:: AIM ::
Keep only the lines of the data below that contain "四因子模型二", and copy them.

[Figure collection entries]
__________________________________________________

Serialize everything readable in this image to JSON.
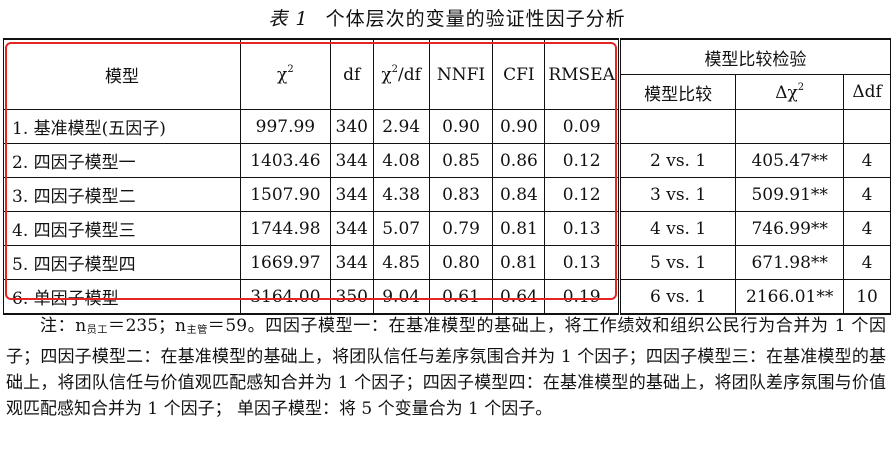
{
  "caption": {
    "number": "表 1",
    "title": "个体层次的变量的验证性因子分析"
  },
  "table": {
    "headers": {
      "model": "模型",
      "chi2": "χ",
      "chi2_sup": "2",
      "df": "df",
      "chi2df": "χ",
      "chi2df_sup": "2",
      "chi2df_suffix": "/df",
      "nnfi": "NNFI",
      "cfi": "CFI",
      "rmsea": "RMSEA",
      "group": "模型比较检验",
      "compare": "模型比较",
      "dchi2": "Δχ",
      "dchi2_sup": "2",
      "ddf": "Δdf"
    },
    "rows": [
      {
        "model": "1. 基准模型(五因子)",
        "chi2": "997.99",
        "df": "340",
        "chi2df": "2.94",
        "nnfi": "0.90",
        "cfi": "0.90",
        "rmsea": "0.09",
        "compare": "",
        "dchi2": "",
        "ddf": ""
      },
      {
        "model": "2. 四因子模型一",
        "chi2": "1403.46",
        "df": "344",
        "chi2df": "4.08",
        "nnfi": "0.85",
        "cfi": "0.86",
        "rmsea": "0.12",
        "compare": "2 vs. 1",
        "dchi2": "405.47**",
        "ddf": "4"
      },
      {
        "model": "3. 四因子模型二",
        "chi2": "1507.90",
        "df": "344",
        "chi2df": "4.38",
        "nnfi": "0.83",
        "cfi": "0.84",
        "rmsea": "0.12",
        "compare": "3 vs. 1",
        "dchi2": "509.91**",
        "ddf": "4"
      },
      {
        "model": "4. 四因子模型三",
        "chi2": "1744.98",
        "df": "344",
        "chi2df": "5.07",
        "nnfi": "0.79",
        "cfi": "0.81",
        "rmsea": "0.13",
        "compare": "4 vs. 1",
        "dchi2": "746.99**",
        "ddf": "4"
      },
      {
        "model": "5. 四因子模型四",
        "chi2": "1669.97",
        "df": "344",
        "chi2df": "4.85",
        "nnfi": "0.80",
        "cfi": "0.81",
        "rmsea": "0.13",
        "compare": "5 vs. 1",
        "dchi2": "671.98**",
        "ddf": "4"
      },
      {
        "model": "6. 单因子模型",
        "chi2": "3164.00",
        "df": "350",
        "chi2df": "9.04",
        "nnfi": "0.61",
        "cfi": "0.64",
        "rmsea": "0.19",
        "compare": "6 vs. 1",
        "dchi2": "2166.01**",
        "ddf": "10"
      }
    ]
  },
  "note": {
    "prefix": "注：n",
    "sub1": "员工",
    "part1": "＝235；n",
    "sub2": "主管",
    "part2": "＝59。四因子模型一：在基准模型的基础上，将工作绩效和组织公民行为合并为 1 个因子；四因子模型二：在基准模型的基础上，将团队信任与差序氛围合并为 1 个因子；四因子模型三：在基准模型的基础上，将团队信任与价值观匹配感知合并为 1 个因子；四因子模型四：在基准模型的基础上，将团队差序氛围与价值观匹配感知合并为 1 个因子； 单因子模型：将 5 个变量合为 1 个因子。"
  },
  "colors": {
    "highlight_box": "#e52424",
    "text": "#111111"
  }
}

__________________________________________________

:: EXPECTED ANSWER ::
        "model": "3. 四因子模型二",
    "part2": "＝59。四因子模型一：在基准模型的基础上，将工作绩效和组织公民行为合并为 1 个因子；四因子模型二：在基准模型的基础上，将团队信任与差序氛围合并为 1 个因子；四因子模型三：在基准模型的基础上，将团队信任与价值观匹配感知合并为 1 个因子；四因子模型四：在基准模型的基础上，将团队差序氛围与价值观匹配感知合并为 1 个因子； 单因子模型：将 5 个变量合为 1 个因子。"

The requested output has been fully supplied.